Extracted material:
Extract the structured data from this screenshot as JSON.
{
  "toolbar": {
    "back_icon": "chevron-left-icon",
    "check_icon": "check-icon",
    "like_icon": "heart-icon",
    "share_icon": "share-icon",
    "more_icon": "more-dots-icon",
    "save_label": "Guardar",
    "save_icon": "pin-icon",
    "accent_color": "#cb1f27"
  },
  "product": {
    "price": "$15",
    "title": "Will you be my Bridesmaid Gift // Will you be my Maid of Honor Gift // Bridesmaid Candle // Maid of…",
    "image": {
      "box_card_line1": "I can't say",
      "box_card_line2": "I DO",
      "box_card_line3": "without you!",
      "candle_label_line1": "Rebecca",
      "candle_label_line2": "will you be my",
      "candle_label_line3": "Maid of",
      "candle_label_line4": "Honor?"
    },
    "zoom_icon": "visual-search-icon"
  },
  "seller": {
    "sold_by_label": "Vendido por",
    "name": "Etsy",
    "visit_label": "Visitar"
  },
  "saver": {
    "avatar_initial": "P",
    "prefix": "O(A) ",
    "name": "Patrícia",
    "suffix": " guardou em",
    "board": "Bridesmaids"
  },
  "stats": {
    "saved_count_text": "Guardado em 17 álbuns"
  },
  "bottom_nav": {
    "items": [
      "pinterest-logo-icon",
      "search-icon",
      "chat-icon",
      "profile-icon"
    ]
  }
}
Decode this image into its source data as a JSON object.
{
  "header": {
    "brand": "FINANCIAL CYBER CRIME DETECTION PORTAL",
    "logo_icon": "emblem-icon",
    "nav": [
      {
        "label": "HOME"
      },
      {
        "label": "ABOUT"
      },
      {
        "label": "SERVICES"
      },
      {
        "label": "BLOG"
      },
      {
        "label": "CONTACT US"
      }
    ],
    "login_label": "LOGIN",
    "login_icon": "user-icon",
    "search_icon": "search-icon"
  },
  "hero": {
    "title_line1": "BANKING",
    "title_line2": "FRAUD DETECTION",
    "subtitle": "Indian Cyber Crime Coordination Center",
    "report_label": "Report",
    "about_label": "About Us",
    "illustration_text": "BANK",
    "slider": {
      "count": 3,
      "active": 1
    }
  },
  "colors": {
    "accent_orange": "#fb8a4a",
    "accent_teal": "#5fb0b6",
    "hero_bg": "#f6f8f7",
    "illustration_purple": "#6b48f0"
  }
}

Given exercise:
Each line must be given again exactly as written above.

Written response:
Extract the structured data from this screenshot as JSON.
{
  "toolbar": {
    "back_icon": "chevron-left-icon",
    "check_icon": "check-icon",
    "like_icon": "heart-icon",
    "share_icon": "share-icon",
    "more_icon": "more-dots-icon",
    "save_label": "Guardar",
    "save_icon": "pin-icon",
    "accent_color": "#cb1f27"
  },
  "product": {
    "price": "$15",
    "title": "Will you be my Bridesmaid Gift // Will you be my Maid of Honor Gift // Bridesmaid Candle // Maid of…",
    "image": {
      "box_card_line1": "I can't say",
      "box_card_line2": "I DO",
      "box_card_line3": "without you!",
      "candle_label_line1": "Rebecca",
      "candle_label_line2": "will you be my",
      "candle_label_line3": "Maid of",
      "candle_label_line4": "Honor?"
    },
    "zoom_icon": "visual-search-icon"
  },
  "seller": {
    "sold_by_label": "Vendido por",
    "name": "Etsy",
    "visit_label": "Visitar"
  },
  "saver": {
    "avatar_initial": "P",
    "prefix": "O(A) ",
    "name": "Patrícia",
    "suffix": " guardou em",
    "board": "Bridesmaids"
  },
  "stats": {
    "saved_count_text": "Guardado em 17 álbuns"
  },
  "bottom_nav": {
    "items": [
      "pinterest-logo-icon",
      "search-icon",
      "chat-icon",
      "profile-icon"
    ]
  }
}
Decode this image into its source data as a JSON object.
{
  "header": {
    "brand": "FINANCIAL CYBER CRIME DETECTION PORTAL",
    "logo_icon": "emblem-icon",
    "nav": [
      {
        "label": "HOME"
      },
      {
        "label": "ABOUT"
      },
      {
        "label": "SERVICES"
      },
      {
        "label": "BLOG"
      },
      {
        "label": "CONTACT US"
      }
    ],
    "login_label": "LOGIN",
    "login_icon": "user-icon",
    "search_icon": "search-icon"
  },
  "hero": {
    "title_line1": "BANKING",
    "title_line2": "FRAUD DETECTION",
    "subtitle": "Indian Cyber Crime Coordination Center",
    "report_label": "Report",
    "about_label": "About Us",
    "illustration_text": "BANK",
    "slider": {
      "count": 3,
      "active": 1
    }
  },
  "colors": {
    "accent_orange": "#fb8a4a",
    "accent_teal": "#5fb0b6",
    "hero_bg": "#f6f8f7",
    "illustration_purple": "#6b48f0"
  }
}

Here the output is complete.